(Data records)

++++++

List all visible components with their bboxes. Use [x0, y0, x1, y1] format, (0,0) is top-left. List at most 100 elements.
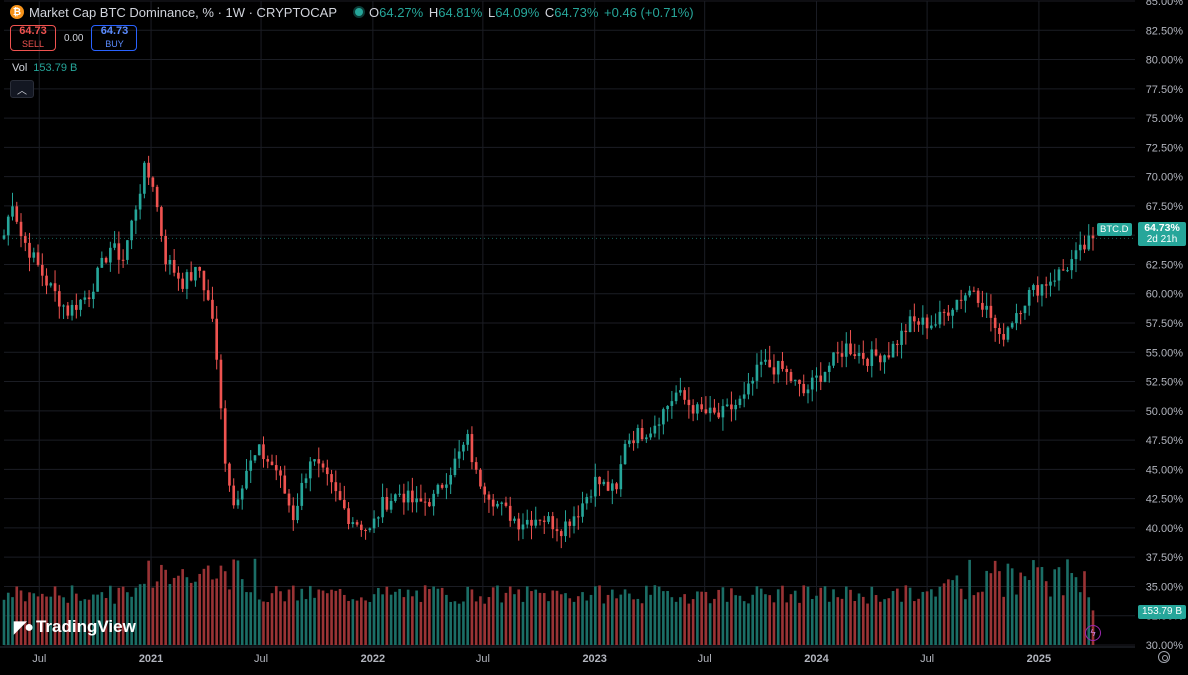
- candle-body: [1027, 289, 1031, 306]
- volume-bar: [576, 596, 580, 645]
- y-tick-label: 72.50%: [1146, 142, 1184, 154]
- volume-bar: [57, 595, 61, 645]
- candle-body: [645, 437, 648, 440]
- candle-body: [1070, 259, 1074, 271]
- candle-body: [11, 206, 14, 217]
- candle-body: [249, 460, 253, 471]
- candle-body: [496, 503, 499, 507]
- volume-bar: [606, 594, 610, 645]
- symbol-tag: BTC.D: [1097, 223, 1132, 236]
- buy-button[interactable]: 64.73 BUY: [91, 25, 138, 51]
- volume-bar: [759, 588, 763, 645]
- candle-body: [394, 494, 397, 501]
- candle-body: [1057, 269, 1061, 281]
- volume-bar: [989, 573, 993, 645]
- candle-body: [891, 343, 895, 358]
- volume-bar: [942, 583, 946, 645]
- volume-bar: [491, 587, 495, 645]
- candle-body: [666, 405, 669, 410]
- candle-body: [602, 481, 606, 485]
- volume-bar: [1015, 594, 1018, 645]
- candle-body: [347, 508, 350, 525]
- spread-value: 0.00: [64, 32, 84, 44]
- volume-bar: [704, 591, 708, 645]
- settings-gear-icon[interactable]: [1158, 651, 1170, 663]
- candle-body: [530, 519, 533, 526]
- y-tick-label: 47.50%: [1146, 435, 1184, 447]
- volume-bar: [364, 600, 367, 645]
- candle-body: [130, 220, 133, 241]
- volume-bar: [232, 559, 236, 645]
- volume-bar: [691, 599, 695, 645]
- volume-bar: [1053, 569, 1057, 645]
- volume-bar: [402, 597, 406, 645]
- candle-body: [28, 242, 31, 258]
- candle-body: [270, 461, 274, 466]
- x-tick-label: Jul: [254, 653, 268, 665]
- candle-body: [653, 425, 657, 434]
- volume-bar: [810, 599, 814, 645]
- candle-body: [440, 484, 444, 488]
- candle-body: [717, 412, 720, 418]
- last-volume-tag: 153.79 B: [1138, 605, 1186, 619]
- volume-bar: [802, 585, 806, 645]
- volume-bar: [66, 602, 70, 645]
- volume-bar: [253, 558, 257, 645]
- collapse-chevron-icon[interactable]: ︿: [10, 80, 34, 98]
- tradingview-logo[interactable]: ◤● TradingView: [14, 617, 136, 636]
- volume-bar: [134, 587, 138, 645]
- volume-bar: [130, 596, 133, 645]
- volume-bar: [1044, 581, 1048, 645]
- volume-bar: [513, 594, 516, 645]
- x-tick-label: Jul: [32, 653, 46, 665]
- volume-bar: [878, 601, 882, 645]
- candle-body: [759, 361, 763, 365]
- candle-body: [900, 330, 903, 345]
- candle-body: [755, 364, 759, 381]
- volume-bar: [360, 597, 363, 645]
- volume-bar: [40, 593, 44, 645]
- candle-body: [291, 505, 295, 521]
- volume-bar: [1027, 580, 1031, 645]
- y-tick-label: 70.00%: [1146, 172, 1184, 184]
- candle-body: [317, 459, 321, 464]
- volume-bar: [572, 601, 576, 645]
- volume-bar: [593, 586, 597, 645]
- candle-body: [874, 349, 878, 356]
- volume-bar: [836, 597, 840, 645]
- volume-bar: [347, 600, 350, 645]
- volume-bar: [1087, 597, 1091, 645]
- volume-bar: [240, 579, 244, 645]
- candle-body: [998, 327, 1001, 335]
- candle-body: [989, 305, 993, 318]
- y-tick-label: 45.00%: [1146, 464, 1184, 476]
- volume-bar: [496, 585, 499, 645]
- volume-bar: [849, 589, 852, 645]
- candle-body: [538, 519, 542, 521]
- candle-body: [951, 309, 954, 316]
- volume-bar: [1074, 577, 1078, 645]
- candle-body: [211, 299, 214, 319]
- volume-bar: [951, 580, 954, 645]
- market-status-icon[interactable]: [355, 8, 363, 16]
- candle-body: [725, 404, 729, 407]
- candle-body: [368, 528, 372, 531]
- candle-body: [385, 497, 389, 510]
- candle-body: [776, 360, 780, 375]
- volume-bar: [976, 592, 980, 645]
- candle-body: [177, 272, 180, 279]
- sell-button[interactable]: 64.73 SELL: [10, 25, 56, 51]
- volume-bar: [504, 592, 508, 645]
- candle-body: [662, 409, 665, 425]
- candle-body: [1015, 313, 1018, 324]
- candle-body: [798, 379, 801, 384]
- lightning-icon[interactable]: ϟ: [1085, 625, 1101, 641]
- candle-body: [844, 343, 848, 357]
- candle-body: [360, 524, 363, 531]
- candle-body: [747, 383, 750, 395]
- volume-bar: [45, 596, 48, 645]
- volume-bar: [1040, 567, 1044, 645]
- volume-bar: [377, 587, 380, 645]
- volume-bar: [934, 596, 937, 645]
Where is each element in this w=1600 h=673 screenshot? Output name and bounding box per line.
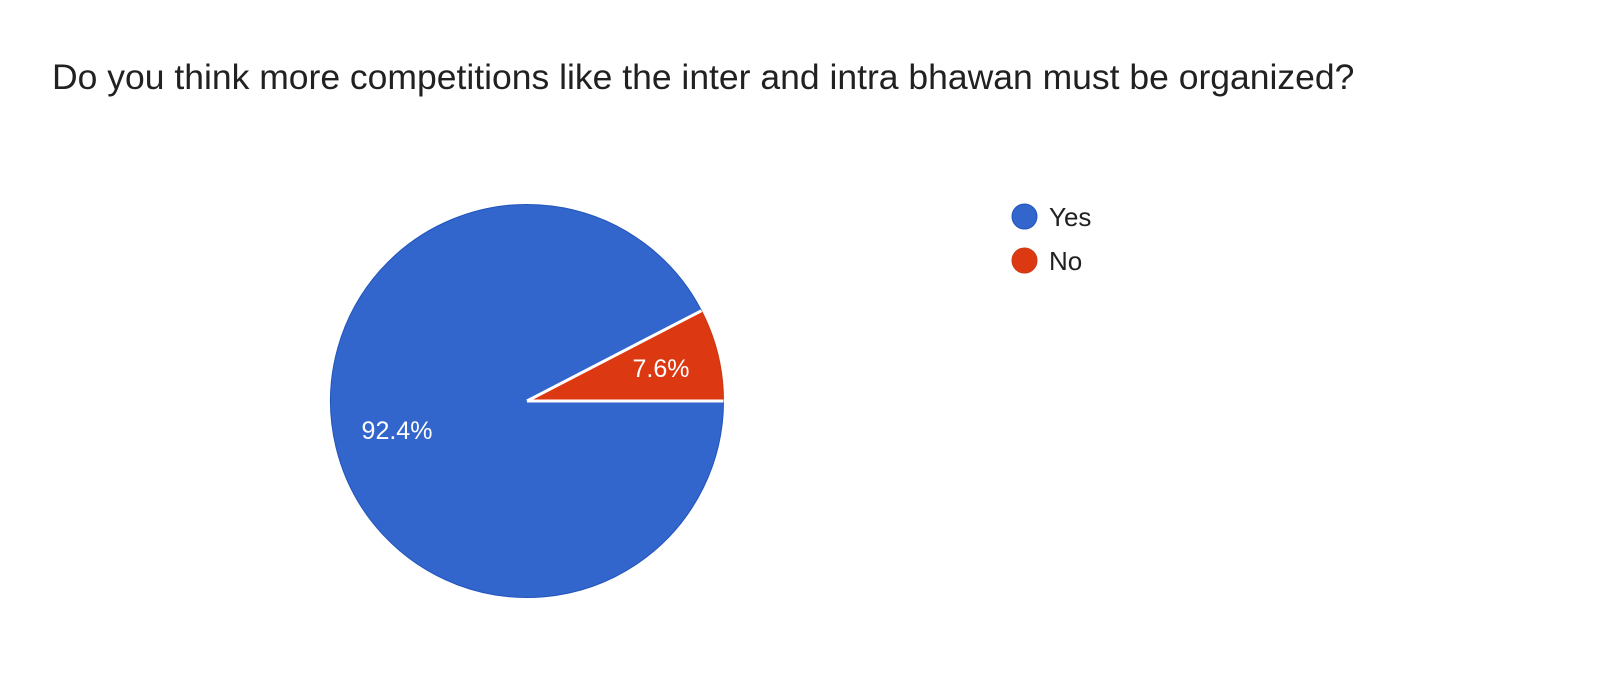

++++++

## Brief
Write out every one of the entries again, substituting "candle" for "candle-body" wherever it occurs and leaving everything else unchanged. Omit the pictures from your answer.

## The answer
List all visible components with their bboxes. Use [x0, y0, x1, y1] format, (0,0) is top-left. List at most 100 elements.
- candle: [1027, 289, 1031, 306]
- volume-bar: [576, 596, 580, 645]
- y-tick-label: 72.50%: [1146, 142, 1184, 154]
- volume-bar: [57, 595, 61, 645]
- candle: [645, 437, 648, 440]
- candle: [1070, 259, 1074, 271]
- candle: [11, 206, 14, 217]
- candle: [249, 460, 253, 471]
- candle: [496, 503, 499, 507]
- volume-bar: [606, 594, 610, 645]
- symbol-tag: BTC.D: [1097, 223, 1132, 236]
- buy-button[interactable]: 64.73 BUY: [91, 25, 138, 51]
- volume-bar: [759, 588, 763, 645]
- candle: [394, 494, 397, 501]
- candle: [1057, 269, 1061, 281]
- volume-bar: [989, 573, 993, 645]
- candle: [891, 343, 895, 358]
- volume-bar: [942, 583, 946, 645]
- volume-bar: [491, 587, 495, 645]
- candle: [666, 405, 669, 410]
- candle: [602, 481, 606, 485]
- volume-bar: [1015, 594, 1018, 645]
- candle: [347, 508, 350, 525]
- spread-value: 0.00: [64, 32, 84, 44]
- volume-bar: [704, 591, 708, 645]
- settings-gear-icon[interactable]: [1158, 651, 1170, 663]
- candle: [530, 519, 533, 526]
- y-tick-label: 47.50%: [1146, 435, 1184, 447]
- volume-bar: [364, 600, 367, 645]
- candle: [130, 220, 133, 241]
- volume-bar: [232, 559, 236, 645]
- volume-bar: [691, 599, 695, 645]
- volume-bar: [1053, 569, 1057, 645]
- volume-bar: [402, 597, 406, 645]
- candle: [28, 242, 31, 258]
- candle: [270, 461, 274, 466]
- x-tick-label: Jul: [254, 653, 268, 665]
- candle: [653, 425, 657, 434]
- volume-bar: [810, 599, 814, 645]
- candle: [440, 484, 444, 488]
- candle: [717, 412, 720, 418]
- last-volume-tag: 153.79 B: [1138, 605, 1186, 619]
- volume-bar: [802, 585, 806, 645]
- volume-bar: [66, 602, 70, 645]
- volume-bar: [253, 558, 257, 645]
- collapse-chevron-icon[interactable]: ︿: [10, 80, 34, 98]
- tradingview-logo[interactable]: ◤● TradingView: [14, 617, 136, 636]
- volume-bar: [134, 587, 138, 645]
- volume-bar: [130, 596, 133, 645]
- volume-bar: [1044, 581, 1048, 645]
- volume-bar: [513, 594, 516, 645]
- x-tick-label: Jul: [32, 653, 46, 665]
- volume-bar: [878, 601, 882, 645]
- candle: [759, 361, 763, 365]
- candle: [900, 330, 903, 345]
- candle: [755, 364, 759, 381]
- volume-bar: [360, 597, 363, 645]
- volume-bar: [40, 593, 44, 645]
- candle: [291, 505, 295, 521]
- volume-bar: [1027, 580, 1031, 645]
- y-tick-label: 70.00%: [1146, 172, 1184, 184]
- candle: [317, 459, 321, 464]
- volume-bar: [572, 601, 576, 645]
- volume-bar: [593, 586, 597, 645]
- candle: [874, 349, 878, 356]
- volume-bar: [836, 597, 840, 645]
- volume-bar: [347, 600, 350, 645]
- volume-bar: [1087, 597, 1091, 645]
- volume-bar: [240, 579, 244, 645]
- candle: [998, 327, 1001, 335]
- candle: [989, 305, 993, 318]
- y-tick-label: 45.00%: [1146, 464, 1184, 476]
- volume-bar: [496, 585, 499, 645]
- volume-bar: [849, 589, 852, 645]
- candle: [538, 519, 542, 521]
- candle: [951, 309, 954, 316]
- volume-bar: [1074, 577, 1078, 645]
- candle: [211, 299, 214, 319]
- volume-bar: [951, 580, 954, 645]
- market-status-icon[interactable]: [355, 8, 363, 16]
- candle: [725, 404, 729, 407]
- candle: [368, 528, 372, 531]
- candle: [385, 497, 389, 510]
- candle: [776, 360, 780, 375]
- volume-bar: [976, 592, 980, 645]
- candle: [177, 272, 180, 279]
- sell-button[interactable]: 64.73 SELL: [10, 25, 56, 51]
- volume-bar: [504, 592, 508, 645]
- candle: [662, 409, 665, 425]
- candle: [1015, 313, 1018, 324]
- candle: [798, 379, 801, 384]
- lightning-icon[interactable]: ϟ: [1085, 625, 1101, 641]
- candle: [844, 343, 848, 357]
- candle: [360, 524, 363, 531]
- candle: [747, 383, 750, 395]
- volume-bar: [45, 596, 48, 645]
- volume-bar: [1040, 567, 1044, 645]
- volume-bar: [377, 587, 380, 645]
- volume-bar: [934, 596, 937, 645]
Where is each element in this w=1600 h=673 screenshot? Output name and bounding box per line.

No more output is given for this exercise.